→ **EXERCISE TASK**: Transcribe the entries that follow, word for word.

→ **ENTRIES PROVIDED**:

□ □ □ □

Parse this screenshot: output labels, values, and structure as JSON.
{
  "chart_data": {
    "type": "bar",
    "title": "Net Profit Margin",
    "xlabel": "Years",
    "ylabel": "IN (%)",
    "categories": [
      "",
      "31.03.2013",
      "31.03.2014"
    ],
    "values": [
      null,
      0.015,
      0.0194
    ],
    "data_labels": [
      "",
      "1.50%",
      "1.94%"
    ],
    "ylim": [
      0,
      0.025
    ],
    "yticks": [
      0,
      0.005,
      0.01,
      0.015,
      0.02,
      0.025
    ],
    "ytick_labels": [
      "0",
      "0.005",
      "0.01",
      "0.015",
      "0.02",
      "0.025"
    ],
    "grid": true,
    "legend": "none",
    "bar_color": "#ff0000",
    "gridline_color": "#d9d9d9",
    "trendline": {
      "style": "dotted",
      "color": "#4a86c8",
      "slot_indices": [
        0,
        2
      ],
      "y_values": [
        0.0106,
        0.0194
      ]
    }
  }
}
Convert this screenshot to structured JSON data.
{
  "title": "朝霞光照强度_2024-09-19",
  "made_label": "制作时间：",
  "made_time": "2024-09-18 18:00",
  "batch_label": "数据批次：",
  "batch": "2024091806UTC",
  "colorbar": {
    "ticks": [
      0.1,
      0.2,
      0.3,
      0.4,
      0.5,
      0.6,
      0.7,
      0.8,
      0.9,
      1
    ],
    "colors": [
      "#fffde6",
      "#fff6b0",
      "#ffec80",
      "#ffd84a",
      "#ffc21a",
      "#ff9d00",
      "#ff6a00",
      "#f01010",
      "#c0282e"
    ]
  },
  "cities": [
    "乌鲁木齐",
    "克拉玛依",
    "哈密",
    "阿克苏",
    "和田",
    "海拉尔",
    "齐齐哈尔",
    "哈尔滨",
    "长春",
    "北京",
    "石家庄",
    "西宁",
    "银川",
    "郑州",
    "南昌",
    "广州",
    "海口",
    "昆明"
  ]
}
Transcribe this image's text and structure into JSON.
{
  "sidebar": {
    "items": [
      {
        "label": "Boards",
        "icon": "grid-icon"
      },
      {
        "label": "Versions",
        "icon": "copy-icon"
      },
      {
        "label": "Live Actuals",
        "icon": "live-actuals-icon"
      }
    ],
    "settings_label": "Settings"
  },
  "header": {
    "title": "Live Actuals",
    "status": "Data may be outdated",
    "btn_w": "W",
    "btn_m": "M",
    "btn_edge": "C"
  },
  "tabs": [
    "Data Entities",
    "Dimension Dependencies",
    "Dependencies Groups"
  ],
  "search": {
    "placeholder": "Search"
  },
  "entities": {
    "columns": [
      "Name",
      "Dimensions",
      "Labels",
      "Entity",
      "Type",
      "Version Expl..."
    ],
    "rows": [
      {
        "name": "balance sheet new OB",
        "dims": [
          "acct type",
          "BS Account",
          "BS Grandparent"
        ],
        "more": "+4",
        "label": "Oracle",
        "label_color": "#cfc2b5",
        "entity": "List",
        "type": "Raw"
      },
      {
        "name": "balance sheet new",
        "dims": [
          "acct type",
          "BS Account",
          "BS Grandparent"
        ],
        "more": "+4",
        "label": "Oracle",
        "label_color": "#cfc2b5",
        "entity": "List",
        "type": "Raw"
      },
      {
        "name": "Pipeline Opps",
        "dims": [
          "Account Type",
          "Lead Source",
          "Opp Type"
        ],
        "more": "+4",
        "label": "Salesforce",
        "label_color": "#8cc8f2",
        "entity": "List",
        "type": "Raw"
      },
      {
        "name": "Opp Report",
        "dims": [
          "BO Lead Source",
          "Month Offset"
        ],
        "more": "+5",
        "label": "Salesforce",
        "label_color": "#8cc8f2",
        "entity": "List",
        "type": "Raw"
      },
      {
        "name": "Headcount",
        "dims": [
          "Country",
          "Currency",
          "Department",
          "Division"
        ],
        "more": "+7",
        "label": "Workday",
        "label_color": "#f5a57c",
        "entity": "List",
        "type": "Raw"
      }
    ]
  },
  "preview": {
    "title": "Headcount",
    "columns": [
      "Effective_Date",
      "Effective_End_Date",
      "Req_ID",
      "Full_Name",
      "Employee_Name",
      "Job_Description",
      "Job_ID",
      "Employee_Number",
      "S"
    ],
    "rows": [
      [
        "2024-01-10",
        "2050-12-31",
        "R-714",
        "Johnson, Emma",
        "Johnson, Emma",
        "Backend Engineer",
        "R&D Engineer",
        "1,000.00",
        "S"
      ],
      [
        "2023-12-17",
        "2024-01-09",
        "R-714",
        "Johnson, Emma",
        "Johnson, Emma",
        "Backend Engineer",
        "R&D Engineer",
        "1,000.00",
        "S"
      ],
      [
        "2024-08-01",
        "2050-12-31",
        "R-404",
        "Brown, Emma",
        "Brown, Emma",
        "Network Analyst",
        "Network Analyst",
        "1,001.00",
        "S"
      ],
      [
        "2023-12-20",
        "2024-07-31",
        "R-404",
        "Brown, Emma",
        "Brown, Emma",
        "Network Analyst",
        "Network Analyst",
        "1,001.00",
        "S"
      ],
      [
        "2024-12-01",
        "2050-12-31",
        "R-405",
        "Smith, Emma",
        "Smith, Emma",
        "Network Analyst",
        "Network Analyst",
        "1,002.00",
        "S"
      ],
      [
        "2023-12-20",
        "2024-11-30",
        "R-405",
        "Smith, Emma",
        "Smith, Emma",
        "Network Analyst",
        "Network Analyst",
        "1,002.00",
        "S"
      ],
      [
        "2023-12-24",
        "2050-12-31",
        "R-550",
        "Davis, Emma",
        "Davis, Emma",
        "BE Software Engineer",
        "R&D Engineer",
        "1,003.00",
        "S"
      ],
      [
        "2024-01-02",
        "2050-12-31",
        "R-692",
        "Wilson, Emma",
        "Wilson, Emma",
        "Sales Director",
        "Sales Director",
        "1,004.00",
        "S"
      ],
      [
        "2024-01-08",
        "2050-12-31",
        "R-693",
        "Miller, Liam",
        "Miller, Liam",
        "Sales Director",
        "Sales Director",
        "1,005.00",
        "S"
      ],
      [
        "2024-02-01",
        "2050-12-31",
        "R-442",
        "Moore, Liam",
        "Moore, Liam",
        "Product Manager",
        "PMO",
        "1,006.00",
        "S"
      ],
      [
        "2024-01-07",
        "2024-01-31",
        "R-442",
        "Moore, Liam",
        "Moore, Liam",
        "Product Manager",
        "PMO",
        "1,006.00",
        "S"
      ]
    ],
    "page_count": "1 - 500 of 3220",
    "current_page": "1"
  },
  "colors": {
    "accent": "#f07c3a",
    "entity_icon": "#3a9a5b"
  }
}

□ □ □ □

→ **RESPONSE BELOW**:
Parse this screenshot: output labels, values, and structure as JSON.
{
  "chart_data": {
    "type": "bar",
    "title": "Net Profit Margin",
    "xlabel": "Years",
    "ylabel": "IN (%)",
    "categories": [
      "",
      "31.03.2013",
      "31.03.2014"
    ],
    "values": [
      null,
      0.015,
      0.0194
    ],
    "data_labels": [
      "",
      "1.50%",
      "1.94%"
    ],
    "ylim": [
      0,
      0.025
    ],
    "yticks": [
      0,
      0.005,
      0.01,
      0.015,
      0.02,
      0.025
    ],
    "ytick_labels": [
      "0",
      "0.005",
      "0.01",
      "0.015",
      "0.02",
      "0.025"
    ],
    "grid": true,
    "legend": "none",
    "bar_color": "#ff0000",
    "gridline_color": "#d9d9d9",
    "trendline": {
      "style": "dotted",
      "color": "#4a86c8",
      "slot_indices": [
        0,
        2
      ],
      "y_values": [
        0.0106,
        0.0194
      ]
    }
  }
}
Convert this screenshot to structured JSON data.
{
  "title": "朝霞光照强度_2024-09-19",
  "made_label": "制作时间：",
  "made_time": "2024-09-18 18:00",
  "batch_label": "数据批次：",
  "batch": "2024091806UTC",
  "colorbar": {
    "ticks": [
      0.1,
      0.2,
      0.3,
      0.4,
      0.5,
      0.6,
      0.7,
      0.8,
      0.9,
      1
    ],
    "colors": [
      "#fffde6",
      "#fff6b0",
      "#ffec80",
      "#ffd84a",
      "#ffc21a",
      "#ff9d00",
      "#ff6a00",
      "#f01010",
      "#c0282e"
    ]
  },
  "cities": [
    "乌鲁木齐",
    "克拉玛依",
    "哈密",
    "阿克苏",
    "和田",
    "海拉尔",
    "齐齐哈尔",
    "哈尔滨",
    "长春",
    "北京",
    "石家庄",
    "西宁",
    "银川",
    "郑州",
    "南昌",
    "广州",
    "海口",
    "昆明"
  ]
}
Transcribe this image's text and structure into JSON.
{
  "sidebar": {
    "items": [
      {
        "label": "Boards",
        "icon": "grid-icon"
      },
      {
        "label": "Versions",
        "icon": "copy-icon"
      },
      {
        "label": "Live Actuals",
        "icon": "live-actuals-icon"
      }
    ],
    "settings_label": "Settings"
  },
  "header": {
    "title": "Live Actuals",
    "status": "Data may be outdated",
    "btn_w": "W",
    "btn_m": "M",
    "btn_edge": "C"
  },
  "tabs": [
    "Data Entities",
    "Dimension Dependencies",
    "Dependencies Groups"
  ],
  "search": {
    "placeholder": "Search"
  },
  "entities": {
    "columns": [
      "Name",
      "Dimensions",
      "Labels",
      "Entity",
      "Type",
      "Version Expl..."
    ],
    "rows": [
      {
        "name": "balance sheet new OB",
        "dims": [
          "acct type",
          "BS Account",
          "BS Grandparent"
        ],
        "more": "+4",
        "label": "Oracle",
        "label_color": "#cfc2b5",
        "entity": "List",
        "type": "Raw"
      },
      {
        "name": "balance sheet new",
        "dims": [
          "acct type",
          "BS Account",
          "BS Grandparent"
        ],
        "more": "+4",
        "label": "Oracle",
        "label_color": "#cfc2b5",
        "entity": "List",
        "type": "Raw"
      },
      {
        "name": "Pipeline Opps",
        "dims": [
          "Account Type",
          "Lead Source",
          "Opp Type"
        ],
        "more": "+4",
        "label": "Salesforce",
        "label_color": "#8cc8f2",
        "entity": "List",
        "type": "Raw"
      },
      {
        "name": "Opp Report",
        "dims": [
          "BO Lead Source",
          "Month Offset"
        ],
        "more": "+5",
        "label": "Salesforce",
        "label_color": "#8cc8f2",
        "entity": "List",
        "type": "Raw"
      },
      {
        "name": "Headcount",
        "dims": [
          "Country",
          "Currency",
          "Department",
          "Division"
        ],
        "more": "+7",
        "label": "Workday",
        "label_color": "#f5a57c",
        "entity": "List",
        "type": "Raw"
      }
    ]
  },
  "preview": {
    "title": "Headcount",
    "columns": [
      "Effective_Date",
      "Effective_End_Date",
      "Req_ID",
      "Full_Name",
      "Employee_Name",
      "Job_Description",
      "Job_ID",
      "Employee_Number",
      "S"
    ],
    "rows": [
      [
        "2024-01-10",
        "2050-12-31",
        "R-714",
        "Johnson, Emma",
        "Johnson, Emma",
        "Backend Engineer",
        "R&D Engineer",
        "1,000.00",
        "S"
      ],
      [
        "2023-12-17",
        "2024-01-09",
        "R-714",
        "Johnson, Emma",
        "Johnson, Emma",
        "Backend Engineer",
        "R&D Engineer",
        "1,000.00",
        "S"
      ],
      [
        "2024-08-01",
        "2050-12-31",
        "R-404",
        "Brown, Emma",
        "Brown, Emma",
        "Network Analyst",
        "Network Analyst",
        "1,001.00",
        "S"
      ],
      [
        "2023-12-20",
        "2024-07-31",
        "R-404",
        "Brown, Emma",
        "Brown, Emma",
        "Network Analyst",
        "Network Analyst",
        "1,001.00",
        "S"
      ],
      [
        "2024-12-01",
        "2050-12-31",
        "R-405",
        "Smith, Emma",
        "Smith, Emma",
        "Network Analyst",
        "Network Analyst",
        "1,002.00",
        "S"
      ],
      [
        "2023-12-20",
        "2024-11-30",
        "R-405",
        "Smith, Emma",
        "Smith, Emma",
        "Network Analyst",
        "Network Analyst",
        "1,002.00",
        "S"
      ],
      [
        "2023-12-24",
        "2050-12-31",
        "R-550",
        "Davis, Emma",
        "Davis, Emma",
        "BE Software Engineer",
        "R&D Engineer",
        "1,003.00",
        "S"
      ],
      [
        "2024-01-02",
        "2050-12-31",
        "R-692",
        "Wilson, Emma",
        "Wilson, Emma",
        "Sales Director",
        "Sales Director",
        "1,004.00",
        "S"
      ],
      [
        "2024-01-08",
        "2050-12-31",
        "R-693",
        "Miller, Liam",
        "Miller, Liam",
        "Sales Director",
        "Sales Director",
        "1,005.00",
        "S"
      ],
      [
        "2024-02-01",
        "2050-12-31",
        "R-442",
        "Moore, Liam",
        "Moore, Liam",
        "Product Manager",
        "PMO",
        "1,006.00",
        "S"
      ],
      [
        "2024-01-07",
        "2024-01-31",
        "R-442",
        "Moore, Liam",
        "Moore, Liam",
        "Product Manager",
        "PMO",
        "1,006.00",
        "S"
      ]
    ],
    "page_count": "1 - 500 of 3220",
    "current_page": "1"
  },
  "colors": {
    "accent": "#f07c3a",
    "entity_icon": "#3a9a5b"
  }
}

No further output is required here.